Can you restate the records below word for word?

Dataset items
···
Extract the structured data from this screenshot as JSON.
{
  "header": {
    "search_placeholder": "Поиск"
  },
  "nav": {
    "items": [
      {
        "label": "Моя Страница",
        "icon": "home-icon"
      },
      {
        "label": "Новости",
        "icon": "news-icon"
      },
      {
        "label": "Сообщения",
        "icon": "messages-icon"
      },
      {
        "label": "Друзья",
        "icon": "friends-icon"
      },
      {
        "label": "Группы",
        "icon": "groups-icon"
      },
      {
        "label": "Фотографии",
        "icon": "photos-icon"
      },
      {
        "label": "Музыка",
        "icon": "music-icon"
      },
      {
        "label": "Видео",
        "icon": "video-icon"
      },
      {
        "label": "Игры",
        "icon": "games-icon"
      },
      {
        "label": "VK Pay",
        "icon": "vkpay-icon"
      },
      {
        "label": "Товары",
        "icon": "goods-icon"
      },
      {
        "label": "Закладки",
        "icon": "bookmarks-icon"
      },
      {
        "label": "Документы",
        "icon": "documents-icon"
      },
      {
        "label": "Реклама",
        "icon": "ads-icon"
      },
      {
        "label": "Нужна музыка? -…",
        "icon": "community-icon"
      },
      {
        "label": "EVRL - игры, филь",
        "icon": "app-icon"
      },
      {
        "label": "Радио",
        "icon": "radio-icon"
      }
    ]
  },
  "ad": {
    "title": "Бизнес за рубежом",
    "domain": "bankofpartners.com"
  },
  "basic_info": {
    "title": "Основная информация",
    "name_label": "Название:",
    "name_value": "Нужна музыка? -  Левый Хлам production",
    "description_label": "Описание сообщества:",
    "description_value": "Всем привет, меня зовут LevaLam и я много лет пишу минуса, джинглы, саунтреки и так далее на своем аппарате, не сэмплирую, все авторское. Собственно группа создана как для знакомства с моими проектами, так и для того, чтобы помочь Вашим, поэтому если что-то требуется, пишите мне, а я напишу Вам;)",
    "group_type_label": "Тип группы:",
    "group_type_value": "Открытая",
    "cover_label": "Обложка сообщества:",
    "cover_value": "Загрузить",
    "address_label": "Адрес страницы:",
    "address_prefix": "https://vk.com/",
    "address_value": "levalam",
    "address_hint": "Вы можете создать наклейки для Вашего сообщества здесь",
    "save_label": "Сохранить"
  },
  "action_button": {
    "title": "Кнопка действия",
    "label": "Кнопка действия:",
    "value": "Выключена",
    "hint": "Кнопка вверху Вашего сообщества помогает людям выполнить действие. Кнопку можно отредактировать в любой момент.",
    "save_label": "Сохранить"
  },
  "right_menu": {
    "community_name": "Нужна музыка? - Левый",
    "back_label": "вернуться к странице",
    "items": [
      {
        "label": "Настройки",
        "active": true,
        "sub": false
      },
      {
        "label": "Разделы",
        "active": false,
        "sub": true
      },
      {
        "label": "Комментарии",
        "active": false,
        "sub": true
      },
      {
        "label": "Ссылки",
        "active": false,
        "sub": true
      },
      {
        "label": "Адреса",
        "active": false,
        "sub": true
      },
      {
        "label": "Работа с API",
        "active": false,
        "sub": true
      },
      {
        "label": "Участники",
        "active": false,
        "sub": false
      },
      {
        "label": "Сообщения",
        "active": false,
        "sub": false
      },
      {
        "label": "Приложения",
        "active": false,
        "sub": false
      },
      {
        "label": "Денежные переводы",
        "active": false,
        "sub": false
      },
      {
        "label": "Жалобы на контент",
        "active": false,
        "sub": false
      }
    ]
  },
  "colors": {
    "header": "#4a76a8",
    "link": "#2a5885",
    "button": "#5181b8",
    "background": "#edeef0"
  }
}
···
OUTPUT BELOW:
Extract the structured data from this screenshot as JSON.
{
  "header": {
    "search_placeholder": "Поиск"
  },
  "nav": {
    "items": [
      {
        "label": "Моя Страница",
        "icon": "home-icon"
      },
      {
        "label": "Новости",
        "icon": "news-icon"
      },
      {
        "label": "Сообщения",
        "icon": "messages-icon"
      },
      {
        "label": "Друзья",
        "icon": "friends-icon"
      },
      {
        "label": "Группы",
        "icon": "groups-icon"
      },
      {
        "label": "Фотографии",
        "icon": "photos-icon"
      },
      {
        "label": "Музыка",
        "icon": "music-icon"
      },
      {
        "label": "Видео",
        "icon": "video-icon"
      },
      {
        "label": "Игры",
        "icon": "games-icon"
      },
      {
        "label": "VK Pay",
        "icon": "vkpay-icon"
      },
      {
        "label": "Товары",
        "icon": "goods-icon"
      },
      {
        "label": "Закладки",
        "icon": "bookmarks-icon"
      },
      {
        "label": "Документы",
        "icon": "documents-icon"
      },
      {
        "label": "Реклама",
        "icon": "ads-icon"
      },
      {
        "label": "Нужна музыка? -…",
        "icon": "community-icon"
      },
      {
        "label": "EVRL - игры, филь",
        "icon": "app-icon"
      },
      {
        "label": "Радио",
        "icon": "radio-icon"
      }
    ]
  },
  "ad": {
    "title": "Бизнес за рубежом",
    "domain": "bankofpartners.com"
  },
  "basic_info": {
    "title": "Основная информация",
    "name_label": "Название:",
    "name_value": "Нужна музыка? -  Левый Хлам production",
    "description_label": "Описание сообщества:",
    "description_value": "Всем привет, меня зовут LevaLam и я много лет пишу минуса, джинглы, саунтреки и так далее на своем аппарате, не сэмплирую, все авторское. Собственно группа создана как для знакомства с моими проектами, так и для того, чтобы помочь Вашим, поэтому если что-то требуется, пишите мне, а я напишу Вам;)",
    "group_type_label": "Тип группы:",
    "group_type_value": "Открытая",
    "cover_label": "Обложка сообщества:",
    "cover_value": "Загрузить",
    "address_label": "Адрес страницы:",
    "address_prefix": "https://vk.com/",
    "address_value": "levalam",
    "address_hint": "Вы можете создать наклейки для Вашего сообщества здесь",
    "save_label": "Сохранить"
  },
  "action_button": {
    "title": "Кнопка действия",
    "label": "Кнопка действия:",
    "value": "Выключена",
    "hint": "Кнопка вверху Вашего сообщества помогает людям выполнить действие. Кнопку можно отредактировать в любой момент.",
    "save_label": "Сохранить"
  },
  "right_menu": {
    "community_name": "Нужна музыка? - Левый",
    "back_label": "вернуться к странице",
    "items": [
      {
        "label": "Настройки",
        "active": true,
        "sub": false
      },
      {
        "label": "Разделы",
        "active": false,
        "sub": true
      },
      {
        "label": "Комментарии",
        "active": false,
        "sub": true
      },
      {
        "label": "Ссылки",
        "active": false,
        "sub": true
      },
      {
        "label": "Адреса",
        "active": false,
        "sub": true
      },
      {
        "label": "Работа с API",
        "active": false,
        "sub": true
      },
      {
        "label": "Участники",
        "active": false,
        "sub": false
      },
      {
        "label": "Сообщения",
        "active": false,
        "sub": false
      },
      {
        "label": "Приложения",
        "active": false,
        "sub": false
      },
      {
        "label": "Денежные переводы",
        "active": false,
        "sub": false
      },
      {
        "label": "Жалобы на контент",
        "active": false,
        "sub": false
      }
    ]
  },
  "colors": {
    "header": "#4a76a8",
    "link": "#2a5885",
    "button": "#5181b8",
    "background": "#edeef0"
  }
}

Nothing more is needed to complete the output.